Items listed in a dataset
━━━━━━━━
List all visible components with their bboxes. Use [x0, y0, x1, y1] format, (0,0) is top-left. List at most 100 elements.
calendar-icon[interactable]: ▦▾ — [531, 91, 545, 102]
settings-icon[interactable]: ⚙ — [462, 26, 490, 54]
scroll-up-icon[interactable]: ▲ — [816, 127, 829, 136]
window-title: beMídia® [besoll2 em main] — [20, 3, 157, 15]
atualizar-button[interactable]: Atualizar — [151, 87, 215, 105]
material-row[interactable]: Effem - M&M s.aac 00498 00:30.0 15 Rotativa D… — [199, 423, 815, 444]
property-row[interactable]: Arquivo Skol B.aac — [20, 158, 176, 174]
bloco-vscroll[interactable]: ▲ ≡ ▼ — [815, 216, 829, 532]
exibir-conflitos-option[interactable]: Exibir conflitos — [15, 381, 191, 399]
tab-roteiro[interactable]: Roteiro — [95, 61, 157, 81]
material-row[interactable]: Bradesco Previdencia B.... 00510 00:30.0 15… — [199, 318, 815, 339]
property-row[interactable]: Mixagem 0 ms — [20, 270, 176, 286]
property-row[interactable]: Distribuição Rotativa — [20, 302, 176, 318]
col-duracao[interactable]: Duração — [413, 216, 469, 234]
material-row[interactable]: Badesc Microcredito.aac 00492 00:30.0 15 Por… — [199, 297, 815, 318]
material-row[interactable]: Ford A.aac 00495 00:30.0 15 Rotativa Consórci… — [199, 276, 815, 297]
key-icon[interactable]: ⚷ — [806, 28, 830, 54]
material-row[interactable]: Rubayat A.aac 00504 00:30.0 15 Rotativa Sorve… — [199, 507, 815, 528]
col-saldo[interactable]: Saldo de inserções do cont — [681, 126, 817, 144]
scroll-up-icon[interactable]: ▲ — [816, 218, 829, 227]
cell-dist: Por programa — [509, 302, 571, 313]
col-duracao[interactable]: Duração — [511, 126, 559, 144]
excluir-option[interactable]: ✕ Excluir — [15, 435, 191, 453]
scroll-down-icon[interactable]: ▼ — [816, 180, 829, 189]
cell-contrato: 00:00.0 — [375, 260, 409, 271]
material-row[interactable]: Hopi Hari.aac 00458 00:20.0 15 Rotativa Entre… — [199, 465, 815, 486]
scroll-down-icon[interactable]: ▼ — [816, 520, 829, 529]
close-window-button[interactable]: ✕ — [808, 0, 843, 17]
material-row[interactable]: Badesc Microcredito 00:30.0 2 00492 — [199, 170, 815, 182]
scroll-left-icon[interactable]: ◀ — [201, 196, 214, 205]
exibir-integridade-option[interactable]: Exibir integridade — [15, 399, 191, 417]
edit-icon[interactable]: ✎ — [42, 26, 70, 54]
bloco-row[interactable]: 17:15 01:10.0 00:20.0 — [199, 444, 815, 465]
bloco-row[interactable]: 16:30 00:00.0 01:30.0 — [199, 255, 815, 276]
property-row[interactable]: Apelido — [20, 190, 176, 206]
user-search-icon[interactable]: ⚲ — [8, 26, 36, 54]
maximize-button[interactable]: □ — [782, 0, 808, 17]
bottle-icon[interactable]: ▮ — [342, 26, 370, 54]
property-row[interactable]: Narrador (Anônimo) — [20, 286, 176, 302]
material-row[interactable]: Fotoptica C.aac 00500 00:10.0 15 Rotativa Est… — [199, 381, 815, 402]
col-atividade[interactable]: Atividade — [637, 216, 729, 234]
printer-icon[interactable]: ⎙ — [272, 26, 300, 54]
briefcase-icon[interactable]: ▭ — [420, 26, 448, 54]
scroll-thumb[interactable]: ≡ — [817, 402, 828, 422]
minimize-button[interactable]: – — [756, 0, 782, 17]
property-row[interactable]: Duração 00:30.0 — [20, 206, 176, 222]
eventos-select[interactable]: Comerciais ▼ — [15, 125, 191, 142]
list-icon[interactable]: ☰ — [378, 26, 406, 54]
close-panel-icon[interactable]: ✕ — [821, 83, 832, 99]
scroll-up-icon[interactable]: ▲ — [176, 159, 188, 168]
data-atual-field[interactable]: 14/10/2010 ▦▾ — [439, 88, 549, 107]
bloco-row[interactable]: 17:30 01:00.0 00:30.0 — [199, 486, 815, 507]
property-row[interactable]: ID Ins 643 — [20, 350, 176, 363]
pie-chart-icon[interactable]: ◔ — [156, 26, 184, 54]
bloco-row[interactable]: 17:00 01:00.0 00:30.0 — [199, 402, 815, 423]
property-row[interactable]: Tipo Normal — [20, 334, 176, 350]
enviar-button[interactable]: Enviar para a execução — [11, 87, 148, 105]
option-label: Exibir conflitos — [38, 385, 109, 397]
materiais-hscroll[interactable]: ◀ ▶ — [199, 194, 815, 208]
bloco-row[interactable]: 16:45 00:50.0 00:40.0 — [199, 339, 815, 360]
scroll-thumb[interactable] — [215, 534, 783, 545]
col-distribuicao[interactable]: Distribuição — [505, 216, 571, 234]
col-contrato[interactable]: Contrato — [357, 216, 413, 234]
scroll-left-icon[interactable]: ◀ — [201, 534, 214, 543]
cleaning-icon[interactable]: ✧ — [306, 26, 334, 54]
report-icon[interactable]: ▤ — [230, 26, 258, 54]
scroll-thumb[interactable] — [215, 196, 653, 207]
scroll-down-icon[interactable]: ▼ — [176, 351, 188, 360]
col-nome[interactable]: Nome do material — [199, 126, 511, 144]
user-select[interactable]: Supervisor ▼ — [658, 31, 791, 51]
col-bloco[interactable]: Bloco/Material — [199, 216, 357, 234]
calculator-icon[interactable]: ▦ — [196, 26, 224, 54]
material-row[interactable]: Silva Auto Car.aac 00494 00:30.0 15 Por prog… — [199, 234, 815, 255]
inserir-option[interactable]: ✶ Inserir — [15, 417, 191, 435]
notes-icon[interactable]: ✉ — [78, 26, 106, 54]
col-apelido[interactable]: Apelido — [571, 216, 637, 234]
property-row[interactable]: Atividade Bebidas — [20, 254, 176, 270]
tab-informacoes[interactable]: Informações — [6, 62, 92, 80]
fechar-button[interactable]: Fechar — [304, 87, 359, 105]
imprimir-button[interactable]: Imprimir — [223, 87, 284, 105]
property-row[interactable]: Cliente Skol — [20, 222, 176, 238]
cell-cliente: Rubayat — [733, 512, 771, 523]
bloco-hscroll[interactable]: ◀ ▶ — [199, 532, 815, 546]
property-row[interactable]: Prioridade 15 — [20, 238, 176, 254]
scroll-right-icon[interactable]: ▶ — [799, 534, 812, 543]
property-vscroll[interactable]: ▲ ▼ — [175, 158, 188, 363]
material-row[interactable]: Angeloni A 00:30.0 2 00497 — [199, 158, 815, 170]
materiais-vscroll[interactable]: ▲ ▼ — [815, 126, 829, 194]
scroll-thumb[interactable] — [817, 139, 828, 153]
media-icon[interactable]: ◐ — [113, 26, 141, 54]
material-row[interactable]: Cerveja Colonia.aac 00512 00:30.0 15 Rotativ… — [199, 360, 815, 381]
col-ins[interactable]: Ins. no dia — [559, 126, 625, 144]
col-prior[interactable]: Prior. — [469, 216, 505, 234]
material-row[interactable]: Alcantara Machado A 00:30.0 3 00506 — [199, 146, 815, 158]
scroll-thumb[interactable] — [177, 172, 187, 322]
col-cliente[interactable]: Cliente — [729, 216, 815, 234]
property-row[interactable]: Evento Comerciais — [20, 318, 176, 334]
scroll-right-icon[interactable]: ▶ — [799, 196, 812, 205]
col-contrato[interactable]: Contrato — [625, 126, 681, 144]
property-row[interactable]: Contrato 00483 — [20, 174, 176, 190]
━━━━━━━━
■ REQUEST: Filter the listing above to only the lines containing the string "button", and copy each of those lines in full. Case counts.

■ RESULT:
atualizar-button[interactable]: Atualizar — [151, 87, 215, 105]
close-window-button[interactable]: ✕ — [808, 0, 843, 17]
maximize-button[interactable]: □ — [782, 0, 808, 17]
minimize-button[interactable]: – — [756, 0, 782, 17]
enviar-button[interactable]: Enviar para a execução — [11, 87, 148, 105]
fechar-button[interactable]: Fechar — [304, 87, 359, 105]
imprimir-button[interactable]: Imprimir — [223, 87, 284, 105]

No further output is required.